═════ Input for this task

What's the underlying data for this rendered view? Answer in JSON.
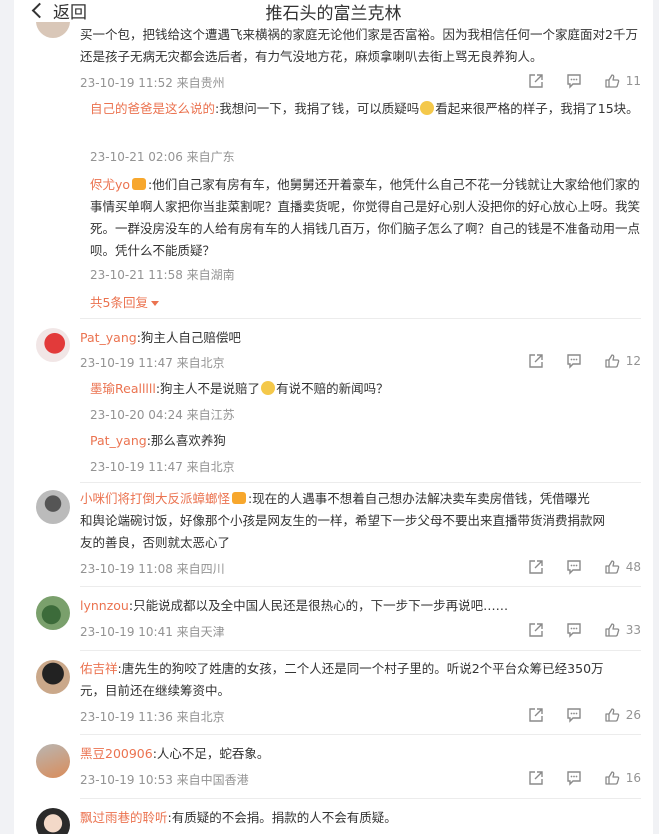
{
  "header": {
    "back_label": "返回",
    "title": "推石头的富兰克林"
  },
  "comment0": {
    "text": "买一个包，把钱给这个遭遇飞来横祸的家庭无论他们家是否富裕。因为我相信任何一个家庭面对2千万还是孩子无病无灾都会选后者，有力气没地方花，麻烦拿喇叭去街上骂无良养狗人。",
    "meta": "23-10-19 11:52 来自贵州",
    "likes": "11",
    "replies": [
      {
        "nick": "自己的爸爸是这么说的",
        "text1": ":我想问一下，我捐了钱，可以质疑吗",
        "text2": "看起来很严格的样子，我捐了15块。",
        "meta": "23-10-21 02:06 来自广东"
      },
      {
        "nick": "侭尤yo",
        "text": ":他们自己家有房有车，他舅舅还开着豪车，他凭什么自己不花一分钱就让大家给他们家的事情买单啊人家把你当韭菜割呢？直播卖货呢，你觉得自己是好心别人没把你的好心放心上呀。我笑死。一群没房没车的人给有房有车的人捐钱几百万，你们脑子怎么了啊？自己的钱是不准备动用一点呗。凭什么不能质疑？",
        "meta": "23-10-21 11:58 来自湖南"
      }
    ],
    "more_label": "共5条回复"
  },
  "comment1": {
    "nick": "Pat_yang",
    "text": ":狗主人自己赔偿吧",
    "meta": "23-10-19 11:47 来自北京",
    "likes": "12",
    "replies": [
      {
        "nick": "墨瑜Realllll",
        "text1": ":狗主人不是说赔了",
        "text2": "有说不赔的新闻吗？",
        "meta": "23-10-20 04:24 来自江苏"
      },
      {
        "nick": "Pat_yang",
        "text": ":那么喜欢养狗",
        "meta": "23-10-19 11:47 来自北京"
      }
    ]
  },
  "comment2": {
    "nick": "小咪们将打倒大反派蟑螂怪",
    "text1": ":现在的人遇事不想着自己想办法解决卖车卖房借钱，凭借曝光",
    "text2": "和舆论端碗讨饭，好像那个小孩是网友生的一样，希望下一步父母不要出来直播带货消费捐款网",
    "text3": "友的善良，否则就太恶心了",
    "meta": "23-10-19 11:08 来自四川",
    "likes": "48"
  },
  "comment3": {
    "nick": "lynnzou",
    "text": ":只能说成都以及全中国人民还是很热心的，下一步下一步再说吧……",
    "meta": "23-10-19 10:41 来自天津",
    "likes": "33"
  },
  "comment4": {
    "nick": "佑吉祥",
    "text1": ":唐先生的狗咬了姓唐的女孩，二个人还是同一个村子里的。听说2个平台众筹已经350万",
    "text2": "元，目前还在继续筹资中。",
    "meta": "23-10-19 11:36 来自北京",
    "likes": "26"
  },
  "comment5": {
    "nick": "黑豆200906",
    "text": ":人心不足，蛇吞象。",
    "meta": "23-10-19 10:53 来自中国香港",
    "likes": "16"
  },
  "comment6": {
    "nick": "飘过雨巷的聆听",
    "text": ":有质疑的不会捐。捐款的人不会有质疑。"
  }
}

══════════

**Job:** Copy whichever lines in the listing above contain the word "nick".

**Reply:**
        "nick": "自己的爸爸是这么说的",
        "nick": "侭尤yo",
    "nick": "Pat_yang",
        "nick": "墨瑜Realllll",
        "nick": "Pat_yang",
    "nick": "小咪们将打倒大反派蟑螂怪",
    "nick": "lynnzou",
    "nick": "佑吉祥",
    "nick": "黑豆200906",
    "nick": "飘过雨巷的聆听",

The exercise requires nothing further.